### Your goal:
For every line in the records that has the word "marker", make a copy.

### Record extracts:
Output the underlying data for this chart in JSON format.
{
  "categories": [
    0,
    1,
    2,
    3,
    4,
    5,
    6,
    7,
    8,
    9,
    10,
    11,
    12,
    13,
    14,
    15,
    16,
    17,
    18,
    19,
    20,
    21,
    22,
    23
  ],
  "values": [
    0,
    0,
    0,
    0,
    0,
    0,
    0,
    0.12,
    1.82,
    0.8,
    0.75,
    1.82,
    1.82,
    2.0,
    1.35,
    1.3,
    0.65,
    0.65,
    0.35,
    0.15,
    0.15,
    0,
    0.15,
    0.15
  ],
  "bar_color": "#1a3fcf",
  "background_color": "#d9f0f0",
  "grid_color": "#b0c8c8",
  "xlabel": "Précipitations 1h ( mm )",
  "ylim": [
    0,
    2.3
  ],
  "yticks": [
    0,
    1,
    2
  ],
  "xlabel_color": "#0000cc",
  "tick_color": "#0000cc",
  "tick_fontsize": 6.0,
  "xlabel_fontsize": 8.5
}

---

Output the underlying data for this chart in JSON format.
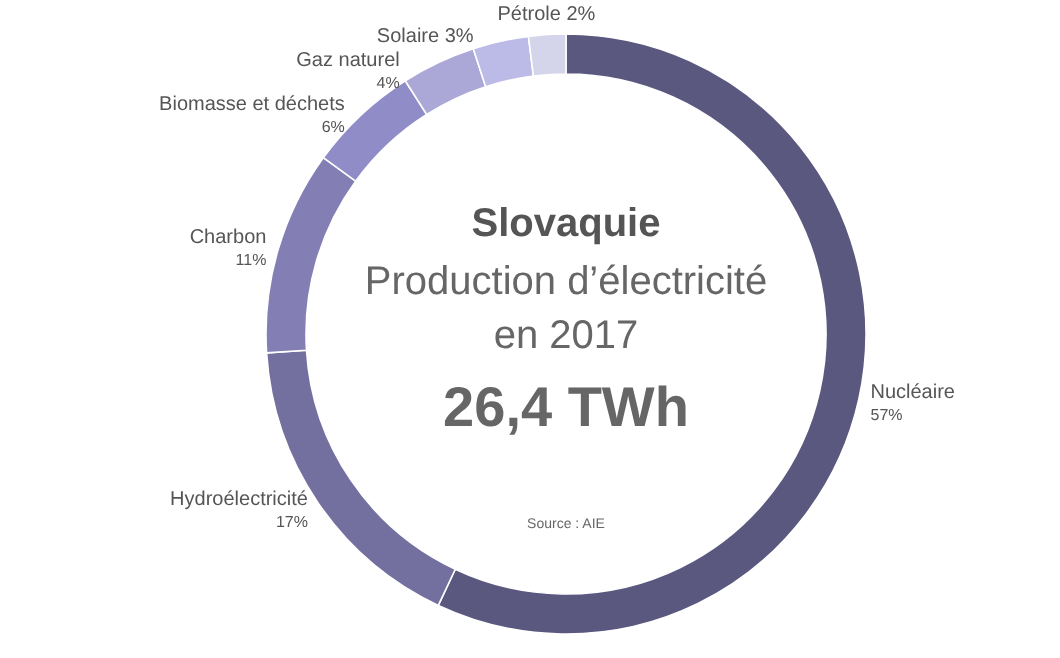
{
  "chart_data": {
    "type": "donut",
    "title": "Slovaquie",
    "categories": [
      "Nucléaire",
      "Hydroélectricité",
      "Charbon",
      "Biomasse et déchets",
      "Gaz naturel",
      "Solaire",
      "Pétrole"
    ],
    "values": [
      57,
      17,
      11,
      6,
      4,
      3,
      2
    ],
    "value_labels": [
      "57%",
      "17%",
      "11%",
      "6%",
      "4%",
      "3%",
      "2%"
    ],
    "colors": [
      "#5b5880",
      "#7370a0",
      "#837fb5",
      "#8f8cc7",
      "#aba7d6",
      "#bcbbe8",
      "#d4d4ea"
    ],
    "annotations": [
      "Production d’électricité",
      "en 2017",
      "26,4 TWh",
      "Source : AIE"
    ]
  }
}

---

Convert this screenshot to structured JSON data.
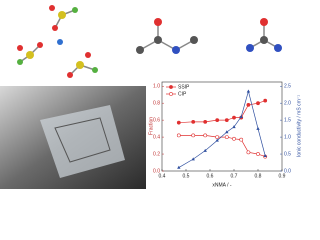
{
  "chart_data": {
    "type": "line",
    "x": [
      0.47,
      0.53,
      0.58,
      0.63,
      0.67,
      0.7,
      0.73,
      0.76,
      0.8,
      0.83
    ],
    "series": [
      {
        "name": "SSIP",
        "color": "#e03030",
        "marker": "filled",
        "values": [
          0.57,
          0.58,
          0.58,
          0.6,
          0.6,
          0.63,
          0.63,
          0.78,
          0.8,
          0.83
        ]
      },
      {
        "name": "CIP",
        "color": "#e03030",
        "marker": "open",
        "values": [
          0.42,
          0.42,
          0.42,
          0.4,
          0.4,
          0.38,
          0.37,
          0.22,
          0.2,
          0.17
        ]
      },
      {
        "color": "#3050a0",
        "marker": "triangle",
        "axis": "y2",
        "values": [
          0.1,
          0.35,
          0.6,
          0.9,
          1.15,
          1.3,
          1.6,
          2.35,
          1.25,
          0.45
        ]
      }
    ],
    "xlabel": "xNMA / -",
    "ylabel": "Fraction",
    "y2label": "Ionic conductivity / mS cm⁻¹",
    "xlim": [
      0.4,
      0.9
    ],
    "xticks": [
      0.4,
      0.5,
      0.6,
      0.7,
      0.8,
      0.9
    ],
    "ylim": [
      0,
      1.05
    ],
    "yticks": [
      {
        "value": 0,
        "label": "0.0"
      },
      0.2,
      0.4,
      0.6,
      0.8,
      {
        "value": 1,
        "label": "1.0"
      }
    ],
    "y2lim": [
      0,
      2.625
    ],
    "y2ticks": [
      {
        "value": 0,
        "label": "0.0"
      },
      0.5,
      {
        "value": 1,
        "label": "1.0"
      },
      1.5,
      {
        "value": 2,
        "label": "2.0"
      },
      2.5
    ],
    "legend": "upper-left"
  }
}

### Output below:
        "marker": "filled",
        "marker": "open",
        "marker": "triangle",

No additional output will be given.